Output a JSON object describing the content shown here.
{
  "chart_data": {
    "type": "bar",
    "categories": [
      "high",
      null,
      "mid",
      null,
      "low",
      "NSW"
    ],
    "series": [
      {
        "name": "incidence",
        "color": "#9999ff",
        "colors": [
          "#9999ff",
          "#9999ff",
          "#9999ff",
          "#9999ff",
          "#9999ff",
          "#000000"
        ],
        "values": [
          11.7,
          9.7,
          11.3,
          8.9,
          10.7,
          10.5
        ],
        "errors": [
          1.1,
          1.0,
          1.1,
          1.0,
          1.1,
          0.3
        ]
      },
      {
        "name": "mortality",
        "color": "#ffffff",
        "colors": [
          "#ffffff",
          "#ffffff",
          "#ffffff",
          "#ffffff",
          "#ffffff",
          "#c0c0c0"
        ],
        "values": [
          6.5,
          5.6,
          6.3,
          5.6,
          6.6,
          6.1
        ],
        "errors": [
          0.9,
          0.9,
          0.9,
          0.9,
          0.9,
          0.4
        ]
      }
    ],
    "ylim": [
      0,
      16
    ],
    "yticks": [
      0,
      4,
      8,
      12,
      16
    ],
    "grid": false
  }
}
○ ○ ○
▸ **What to work on**
The records above should all be quoted exactly, please.

▸ **Exercise result**
Output a JSON object describing the content shown here.
{
  "chart_data": {
    "type": "bar",
    "categories": [
      "high",
      null,
      "mid",
      null,
      "low",
      "NSW"
    ],
    "series": [
      {
        "name": "incidence",
        "color": "#9999ff",
        "colors": [
          "#9999ff",
          "#9999ff",
          "#9999ff",
          "#9999ff",
          "#9999ff",
          "#000000"
        ],
        "values": [
          11.7,
          9.7,
          11.3,
          8.9,
          10.7,
          10.5
        ],
        "errors": [
          1.1,
          1.0,
          1.1,
          1.0,
          1.1,
          0.3
        ]
      },
      {
        "name": "mortality",
        "color": "#ffffff",
        "colors": [
          "#ffffff",
          "#ffffff",
          "#ffffff",
          "#ffffff",
          "#ffffff",
          "#c0c0c0"
        ],
        "values": [
          6.5,
          5.6,
          6.3,
          5.6,
          6.6,
          6.1
        ],
        "errors": [
          0.9,
          0.9,
          0.9,
          0.9,
          0.9,
          0.4
        ]
      }
    ],
    "ylim": [
      0,
      16
    ],
    "yticks": [
      0,
      4,
      8,
      12,
      16
    ],
    "grid": false
  }
}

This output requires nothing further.